STATED TASK:
Review the material line by line. Identify and copy every line that contains the string "Corrected".

Start of EXERCISE MATERIAL

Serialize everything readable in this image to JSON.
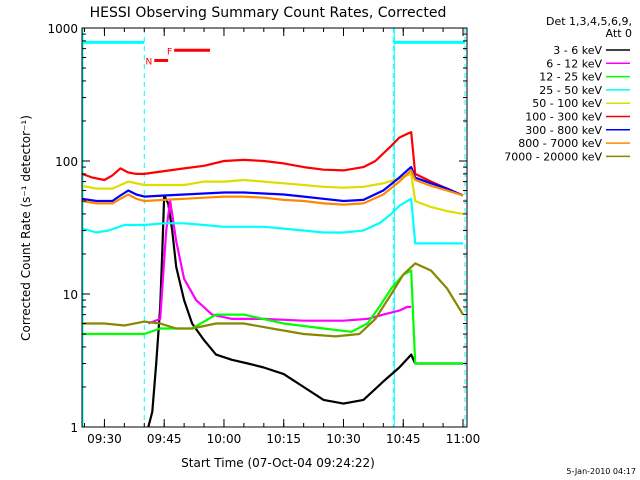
{
  "chart_data": {
    "type": "line",
    "title": "HESSI Observing Summary Count Rates, Corrected",
    "xlabel": "Start Time (07-Oct-04 09:24:22)",
    "ylabel": "Corrected Count Rate (s⁻¹ detector⁻¹)",
    "yscale": "log",
    "ylim": [
      1,
      1000
    ],
    "y_ticks": [
      {
        "value": 1,
        "label": "1"
      },
      {
        "value": 10,
        "label": "10"
      },
      {
        "value": 100,
        "label": "100"
      },
      {
        "value": 1000,
        "label": "1000"
      }
    ],
    "xlim": [
      "09:24:22",
      "11:01:00"
    ],
    "x_ticks": [
      {
        "value": "09:30",
        "label": "09:30"
      },
      {
        "value": "09:45",
        "label": "09:45"
      },
      {
        "value": "10:00",
        "label": "10:00"
      },
      {
        "value": "10:15",
        "label": "10:15"
      },
      {
        "value": "10:30",
        "label": "10:30"
      },
      {
        "value": "10:45",
        "label": "10:45"
      },
      {
        "value": "11:00",
        "label": "11:00"
      }
    ],
    "legend_header": [
      "Det 1,3,4,5,6,9,",
      "Att 0"
    ],
    "legend_placement": "right",
    "footer_date": "5-Jan-2010 04:17",
    "flags": [
      {
        "label": "N",
        "color": "#ff0000",
        "start": "09:42:30",
        "end": "09:46:00",
        "y": 570
      },
      {
        "label": "F",
        "color": "#ff0000",
        "start": "09:47:30",
        "end": "09:56:30",
        "y": 680
      }
    ],
    "night_bars": [
      {
        "start": "09:24:22",
        "end": "09:40:00",
        "y": 780
      },
      {
        "start": "10:42:30",
        "end": "11:00:30",
        "y": 780
      }
    ],
    "night_boundaries": [
      "09:40:00",
      "10:42:30",
      "11:00:30"
    ],
    "solid_vlines": [
      "09:24:22",
      "10:42:30"
    ],
    "series": [
      {
        "name": "3 - 6 keV",
        "color": "#000000",
        "x": [
          "09:24:22",
          "09:40:00",
          "09:41:00",
          "09:42:00",
          "09:43:00",
          "09:44:00",
          "09:44:30",
          "09:45:00",
          "09:46:00",
          "09:47:00",
          "09:48:00",
          "09:50:00",
          "09:52:00",
          "09:55:00",
          "09:58:00",
          "10:02:00",
          "10:06:00",
          "10:10:00",
          "10:15:00",
          "10:20:00",
          "10:25:00",
          "10:30:00",
          "10:35:00",
          "10:40:00",
          "10:44:00",
          "10:47:00",
          "10:48:00",
          "10:52:00",
          "10:56:00",
          "11:00:00"
        ],
        "values": [
          null,
          null,
          1,
          1.3,
          3,
          8,
          20,
          55,
          48,
          30,
          16,
          9,
          6,
          4.5,
          3.5,
          3.2,
          3,
          2.8,
          2.5,
          2,
          1.6,
          1.5,
          1.6,
          2.2,
          2.8,
          3.5,
          3,
          3,
          3,
          3
        ]
      },
      {
        "name": "6 - 12 keV",
        "color": "#ff00ff",
        "x": [
          "09:24:22",
          "09:40:00",
          "09:41:00",
          "09:44:00",
          "09:45:30",
          "09:46:30",
          "09:48:00",
          "09:50:00",
          "09:53:00",
          "09:57:00",
          "10:02:00",
          "10:10:00",
          "10:20:00",
          "10:30:00",
          "10:36:00",
          "10:40:00",
          "10:44:00",
          "10:46:00",
          "10:47:00"
        ],
        "values": [
          null,
          null,
          6,
          6.5,
          30,
          50,
          25,
          13,
          9,
          7,
          6.5,
          6.5,
          6.3,
          6.3,
          6.5,
          7,
          7.5,
          8,
          8
        ]
      },
      {
        "name": "12 - 25 keV",
        "color": "#00ff00",
        "x": [
          "09:24:22",
          "09:30:00",
          "09:38:00",
          "09:40:00",
          "09:44:00",
          "09:48:00",
          "09:52:00",
          "09:58:00",
          "10:05:00",
          "10:15:00",
          "10:25:00",
          "10:32:00",
          "10:36:00",
          "10:39:00",
          "10:42:00",
          "10:45:00",
          "10:47:00",
          "10:48:00",
          "10:52:00",
          "10:56:00",
          "11:00:00"
        ],
        "values": [
          5,
          5,
          5,
          5,
          5.5,
          5.5,
          5.5,
          7,
          7,
          6,
          5.5,
          5.2,
          6,
          8,
          11,
          14,
          15,
          3,
          3,
          3,
          3
        ]
      },
      {
        "name": "25 - 50 keV",
        "color": "#00ffff",
        "x": [
          "09:24:22",
          "09:28:00",
          "09:31:00",
          "09:35:00",
          "09:40:00",
          "09:45:00",
          "09:50:00",
          "09:55:00",
          "10:00:00",
          "10:05:00",
          "10:10:00",
          "10:15:00",
          "10:20:00",
          "10:25:00",
          "10:30:00",
          "10:35:00",
          "10:39:00",
          "10:42:00",
          "10:44:00",
          "10:46:00",
          "10:47:00",
          "10:48:00",
          "10:52:00",
          "10:56:00",
          "11:00:00"
        ],
        "values": [
          31,
          29,
          30,
          33,
          33,
          34,
          34,
          33,
          32,
          32,
          32,
          31,
          30,
          29,
          29,
          30,
          34,
          40,
          46,
          50,
          52,
          24,
          24,
          24,
          24
        ]
      },
      {
        "name": "50 - 100 keV",
        "color": "#dddd00",
        "x": [
          "09:24:22",
          "09:28:00",
          "09:32:00",
          "09:36:00",
          "09:40:00",
          "09:45:00",
          "09:50:00",
          "09:55:00",
          "10:00:00",
          "10:05:00",
          "10:10:00",
          "10:15:00",
          "10:20:00",
          "10:25:00",
          "10:30:00",
          "10:35:00",
          "10:40:00",
          "10:44:00",
          "10:46:00",
          "10:47:00",
          "10:48:00",
          "10:52:00",
          "10:56:00",
          "11:00:00"
        ],
        "values": [
          65,
          62,
          62,
          70,
          66,
          66,
          66,
          70,
          70,
          72,
          70,
          68,
          66,
          64,
          63,
          64,
          68,
          74,
          78,
          80,
          50,
          45,
          42,
          40
        ]
      },
      {
        "name": "100 - 300 keV",
        "color": "#ff0000",
        "x": [
          "09:24:22",
          "09:27:00",
          "09:30:00",
          "09:32:00",
          "09:34:00",
          "09:36:00",
          "09:38:00",
          "09:40:00",
          "09:45:00",
          "09:50:00",
          "09:55:00",
          "10:00:00",
          "10:05:00",
          "10:10:00",
          "10:15:00",
          "10:20:00",
          "10:25:00",
          "10:30:00",
          "10:35:00",
          "10:38:00",
          "10:42:00",
          "10:44:00",
          "10:46:00",
          "10:47:00",
          "10:48:00",
          "10:52:00",
          "10:56:00",
          "11:00:00"
        ],
        "values": [
          80,
          75,
          72,
          78,
          88,
          82,
          80,
          80,
          84,
          88,
          92,
          100,
          102,
          100,
          96,
          90,
          86,
          85,
          90,
          100,
          130,
          150,
          160,
          165,
          80,
          70,
          62,
          55
        ]
      },
      {
        "name": "300 - 800 keV",
        "color": "#0000ff",
        "x": [
          "09:24:22",
          "09:28:00",
          "09:32:00",
          "09:34:00",
          "09:36:00",
          "09:38:00",
          "09:40:00",
          "09:45:00",
          "09:50:00",
          "09:55:00",
          "10:00:00",
          "10:05:00",
          "10:10:00",
          "10:15:00",
          "10:20:00",
          "10:25:00",
          "10:30:00",
          "10:35:00",
          "10:40:00",
          "10:44:00",
          "10:46:00",
          "10:47:00",
          "10:48:00",
          "10:52:00",
          "10:56:00",
          "11:00:00"
        ],
        "values": [
          52,
          50,
          50,
          55,
          60,
          56,
          54,
          55,
          56,
          57,
          58,
          58,
          57,
          56,
          54,
          52,
          50,
          51,
          60,
          75,
          85,
          90,
          75,
          68,
          62,
          55
        ]
      },
      {
        "name": "800 - 7000 keV",
        "color": "#ff8800",
        "x": [
          "09:24:22",
          "09:28:00",
          "09:32:00",
          "09:34:00",
          "09:36:00",
          "09:38:00",
          "09:40:00",
          "09:45:00",
          "09:50:00",
          "09:55:00",
          "10:00:00",
          "10:05:00",
          "10:10:00",
          "10:15:00",
          "10:20:00",
          "10:25:00",
          "10:30:00",
          "10:35:00",
          "10:40:00",
          "10:44:00",
          "10:46:00",
          "10:47:00",
          "10:48:00",
          "10:52:00",
          "10:56:00",
          "11:00:00"
        ],
        "values": [
          50,
          48,
          48,
          52,
          56,
          52,
          50,
          51,
          52,
          53,
          54,
          54,
          53,
          51,
          50,
          48,
          47,
          48,
          56,
          70,
          80,
          85,
          72,
          65,
          60,
          55
        ]
      },
      {
        "name": "7000 - 20000 keV",
        "color": "#888800",
        "x": [
          "09:24:22",
          "09:30:00",
          "09:35:00",
          "09:40:00",
          "09:44:00",
          "09:48:00",
          "09:52:00",
          "09:58:00",
          "10:05:00",
          "10:12:00",
          "10:20:00",
          "10:28:00",
          "10:34:00",
          "10:38:00",
          "10:42:00",
          "10:45:00",
          "10:48:00",
          "10:52:00",
          "10:56:00",
          "11:00:00"
        ],
        "values": [
          6,
          6,
          5.8,
          6.2,
          6,
          5.5,
          5.5,
          6,
          6,
          5.5,
          5,
          4.8,
          5,
          6.5,
          10,
          14,
          17,
          15,
          11,
          7
        ]
      }
    ]
  }
}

End of EXERCISE MATERIAL

TASK RESPONSE:
    "title": "HESSI Observing Summary Count Rates, Corrected",
    "ylabel": "Corrected Count Rate (s⁻¹ detector⁻¹)",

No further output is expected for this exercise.